━━━━━ Source material ━━━━━

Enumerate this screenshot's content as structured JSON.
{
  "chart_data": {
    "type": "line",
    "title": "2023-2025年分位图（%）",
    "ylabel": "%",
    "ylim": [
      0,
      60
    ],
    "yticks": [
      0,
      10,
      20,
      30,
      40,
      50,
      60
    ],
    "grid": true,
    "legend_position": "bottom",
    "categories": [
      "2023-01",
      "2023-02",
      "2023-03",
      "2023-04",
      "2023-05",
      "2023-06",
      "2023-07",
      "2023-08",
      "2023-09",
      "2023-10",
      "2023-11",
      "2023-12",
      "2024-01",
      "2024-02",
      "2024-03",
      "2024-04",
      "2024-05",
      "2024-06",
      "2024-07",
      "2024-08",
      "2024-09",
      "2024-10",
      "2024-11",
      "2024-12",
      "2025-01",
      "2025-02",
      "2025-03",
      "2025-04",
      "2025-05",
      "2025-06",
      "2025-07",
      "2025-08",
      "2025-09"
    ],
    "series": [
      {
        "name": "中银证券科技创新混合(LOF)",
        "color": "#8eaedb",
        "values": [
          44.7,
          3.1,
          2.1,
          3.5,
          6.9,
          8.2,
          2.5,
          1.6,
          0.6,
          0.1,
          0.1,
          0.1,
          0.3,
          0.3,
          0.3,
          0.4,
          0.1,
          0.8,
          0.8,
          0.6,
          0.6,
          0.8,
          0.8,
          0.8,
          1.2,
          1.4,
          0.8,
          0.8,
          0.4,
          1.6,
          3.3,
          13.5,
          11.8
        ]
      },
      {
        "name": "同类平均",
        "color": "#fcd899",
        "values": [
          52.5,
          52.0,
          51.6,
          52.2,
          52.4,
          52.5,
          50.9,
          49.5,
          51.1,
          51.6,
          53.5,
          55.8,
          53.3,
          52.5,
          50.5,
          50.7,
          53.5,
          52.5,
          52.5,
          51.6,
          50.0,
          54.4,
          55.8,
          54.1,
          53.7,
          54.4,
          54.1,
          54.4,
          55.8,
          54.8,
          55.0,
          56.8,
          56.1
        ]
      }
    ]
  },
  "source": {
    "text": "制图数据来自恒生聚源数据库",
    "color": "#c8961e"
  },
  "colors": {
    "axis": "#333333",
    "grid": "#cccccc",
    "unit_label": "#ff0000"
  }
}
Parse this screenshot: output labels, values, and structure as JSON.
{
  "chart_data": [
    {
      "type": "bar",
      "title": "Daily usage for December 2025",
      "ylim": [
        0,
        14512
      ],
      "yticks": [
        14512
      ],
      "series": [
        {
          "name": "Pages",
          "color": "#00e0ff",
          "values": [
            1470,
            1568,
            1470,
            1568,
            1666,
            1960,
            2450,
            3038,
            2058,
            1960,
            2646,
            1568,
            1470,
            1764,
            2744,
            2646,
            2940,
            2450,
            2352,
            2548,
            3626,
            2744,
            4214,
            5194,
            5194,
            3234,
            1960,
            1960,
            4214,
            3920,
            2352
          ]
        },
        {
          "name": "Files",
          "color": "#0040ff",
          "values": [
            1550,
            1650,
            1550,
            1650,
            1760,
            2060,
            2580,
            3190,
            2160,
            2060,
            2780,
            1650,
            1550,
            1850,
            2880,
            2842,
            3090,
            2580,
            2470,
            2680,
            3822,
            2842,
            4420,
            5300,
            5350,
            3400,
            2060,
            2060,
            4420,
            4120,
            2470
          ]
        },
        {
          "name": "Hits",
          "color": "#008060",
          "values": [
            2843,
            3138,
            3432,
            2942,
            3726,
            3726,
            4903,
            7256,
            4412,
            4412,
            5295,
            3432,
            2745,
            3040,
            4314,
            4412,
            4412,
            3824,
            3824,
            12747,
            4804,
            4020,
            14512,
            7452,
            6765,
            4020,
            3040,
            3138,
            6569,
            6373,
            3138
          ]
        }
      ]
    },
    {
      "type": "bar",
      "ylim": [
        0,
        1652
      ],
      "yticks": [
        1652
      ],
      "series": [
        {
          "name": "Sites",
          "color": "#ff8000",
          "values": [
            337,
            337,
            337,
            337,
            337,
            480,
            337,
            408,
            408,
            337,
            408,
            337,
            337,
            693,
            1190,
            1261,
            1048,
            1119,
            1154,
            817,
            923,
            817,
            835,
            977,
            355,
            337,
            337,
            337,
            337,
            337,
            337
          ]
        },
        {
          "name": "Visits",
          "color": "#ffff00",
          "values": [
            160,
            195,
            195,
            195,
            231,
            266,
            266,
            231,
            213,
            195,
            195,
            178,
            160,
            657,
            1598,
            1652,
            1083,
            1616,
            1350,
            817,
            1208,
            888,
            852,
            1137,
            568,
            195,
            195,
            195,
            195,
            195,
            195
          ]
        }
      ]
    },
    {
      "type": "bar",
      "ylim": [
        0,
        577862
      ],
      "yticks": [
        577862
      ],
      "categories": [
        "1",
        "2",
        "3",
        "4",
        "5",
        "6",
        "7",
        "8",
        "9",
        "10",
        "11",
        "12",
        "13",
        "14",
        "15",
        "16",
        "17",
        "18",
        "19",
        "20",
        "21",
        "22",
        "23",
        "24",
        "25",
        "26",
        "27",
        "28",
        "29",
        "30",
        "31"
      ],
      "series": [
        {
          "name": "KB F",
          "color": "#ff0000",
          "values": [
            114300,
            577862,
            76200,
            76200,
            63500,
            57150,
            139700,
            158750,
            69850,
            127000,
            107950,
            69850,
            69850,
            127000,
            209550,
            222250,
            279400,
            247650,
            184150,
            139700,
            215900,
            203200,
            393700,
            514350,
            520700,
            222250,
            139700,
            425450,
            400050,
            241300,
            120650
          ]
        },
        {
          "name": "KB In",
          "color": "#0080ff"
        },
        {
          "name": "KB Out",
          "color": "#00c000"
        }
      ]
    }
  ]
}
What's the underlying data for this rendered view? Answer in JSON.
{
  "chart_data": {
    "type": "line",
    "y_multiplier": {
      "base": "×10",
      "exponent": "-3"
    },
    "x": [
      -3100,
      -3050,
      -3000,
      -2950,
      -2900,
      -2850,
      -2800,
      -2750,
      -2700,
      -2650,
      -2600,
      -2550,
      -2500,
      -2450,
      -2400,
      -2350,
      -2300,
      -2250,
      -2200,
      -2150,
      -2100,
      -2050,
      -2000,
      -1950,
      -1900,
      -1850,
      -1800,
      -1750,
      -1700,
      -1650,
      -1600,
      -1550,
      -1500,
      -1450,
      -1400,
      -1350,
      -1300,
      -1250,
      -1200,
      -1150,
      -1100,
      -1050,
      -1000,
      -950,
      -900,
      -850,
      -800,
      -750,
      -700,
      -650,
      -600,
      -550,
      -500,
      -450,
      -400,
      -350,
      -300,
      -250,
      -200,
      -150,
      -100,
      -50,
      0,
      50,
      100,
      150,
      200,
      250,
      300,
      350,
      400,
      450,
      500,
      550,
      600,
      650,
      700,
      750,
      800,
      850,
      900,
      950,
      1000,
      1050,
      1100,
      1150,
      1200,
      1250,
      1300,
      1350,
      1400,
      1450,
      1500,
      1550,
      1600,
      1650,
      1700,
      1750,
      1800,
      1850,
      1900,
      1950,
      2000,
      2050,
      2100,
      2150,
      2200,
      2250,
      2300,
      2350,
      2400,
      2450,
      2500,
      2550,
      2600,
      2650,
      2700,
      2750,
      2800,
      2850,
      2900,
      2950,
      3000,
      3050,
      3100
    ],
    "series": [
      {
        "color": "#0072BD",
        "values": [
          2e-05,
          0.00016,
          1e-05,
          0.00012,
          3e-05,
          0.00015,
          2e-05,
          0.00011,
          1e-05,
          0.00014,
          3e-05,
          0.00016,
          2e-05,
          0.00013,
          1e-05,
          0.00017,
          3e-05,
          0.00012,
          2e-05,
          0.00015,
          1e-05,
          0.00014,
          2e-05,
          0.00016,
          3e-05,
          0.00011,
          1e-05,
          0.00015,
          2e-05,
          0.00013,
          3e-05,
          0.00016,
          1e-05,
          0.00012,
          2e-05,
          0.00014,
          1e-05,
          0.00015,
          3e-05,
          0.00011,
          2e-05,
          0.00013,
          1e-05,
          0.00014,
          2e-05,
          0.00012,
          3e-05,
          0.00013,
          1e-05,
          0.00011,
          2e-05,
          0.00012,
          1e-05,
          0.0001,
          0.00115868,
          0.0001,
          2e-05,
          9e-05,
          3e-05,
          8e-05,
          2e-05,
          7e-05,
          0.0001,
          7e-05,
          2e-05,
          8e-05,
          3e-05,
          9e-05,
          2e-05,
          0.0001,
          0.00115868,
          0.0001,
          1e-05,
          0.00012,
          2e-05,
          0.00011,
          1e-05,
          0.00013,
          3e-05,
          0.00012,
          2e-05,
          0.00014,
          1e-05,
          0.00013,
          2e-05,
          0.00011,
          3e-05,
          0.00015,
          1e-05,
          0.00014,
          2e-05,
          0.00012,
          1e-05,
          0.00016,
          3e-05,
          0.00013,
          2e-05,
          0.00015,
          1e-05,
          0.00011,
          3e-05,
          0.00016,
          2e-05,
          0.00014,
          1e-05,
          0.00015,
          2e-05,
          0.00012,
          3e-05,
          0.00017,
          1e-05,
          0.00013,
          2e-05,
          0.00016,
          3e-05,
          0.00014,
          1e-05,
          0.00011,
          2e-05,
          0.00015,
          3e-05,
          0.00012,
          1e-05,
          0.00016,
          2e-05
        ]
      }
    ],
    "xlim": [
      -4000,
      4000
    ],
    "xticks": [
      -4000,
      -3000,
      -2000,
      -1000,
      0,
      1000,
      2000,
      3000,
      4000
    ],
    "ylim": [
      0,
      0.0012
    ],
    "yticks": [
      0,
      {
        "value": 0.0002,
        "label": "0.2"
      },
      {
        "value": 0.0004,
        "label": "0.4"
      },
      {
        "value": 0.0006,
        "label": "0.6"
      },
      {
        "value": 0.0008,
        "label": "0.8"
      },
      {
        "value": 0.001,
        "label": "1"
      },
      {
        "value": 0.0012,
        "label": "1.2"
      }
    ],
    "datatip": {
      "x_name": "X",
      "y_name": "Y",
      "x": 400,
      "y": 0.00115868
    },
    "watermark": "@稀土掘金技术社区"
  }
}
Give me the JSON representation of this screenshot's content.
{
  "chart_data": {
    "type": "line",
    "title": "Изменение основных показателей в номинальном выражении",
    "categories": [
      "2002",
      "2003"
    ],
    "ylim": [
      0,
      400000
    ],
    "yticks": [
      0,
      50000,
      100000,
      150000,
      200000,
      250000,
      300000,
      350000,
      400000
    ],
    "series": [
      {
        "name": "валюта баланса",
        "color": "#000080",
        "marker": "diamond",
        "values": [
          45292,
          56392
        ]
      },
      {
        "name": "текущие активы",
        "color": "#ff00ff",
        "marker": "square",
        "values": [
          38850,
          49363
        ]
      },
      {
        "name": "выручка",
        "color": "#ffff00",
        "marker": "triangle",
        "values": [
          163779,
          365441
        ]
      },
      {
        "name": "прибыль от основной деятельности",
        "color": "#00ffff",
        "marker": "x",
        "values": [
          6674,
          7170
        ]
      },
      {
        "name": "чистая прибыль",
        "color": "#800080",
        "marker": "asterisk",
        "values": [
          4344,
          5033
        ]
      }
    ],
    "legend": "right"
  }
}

━━━━━

Written instruction: From the records above, pull out every line containing the word "title".

Task solution:
    "title": "2023-2025年分位图（%）",
      "title": "Daily usage for December 2025",
    "title": "Изменение основных показателей в номинальном выражении",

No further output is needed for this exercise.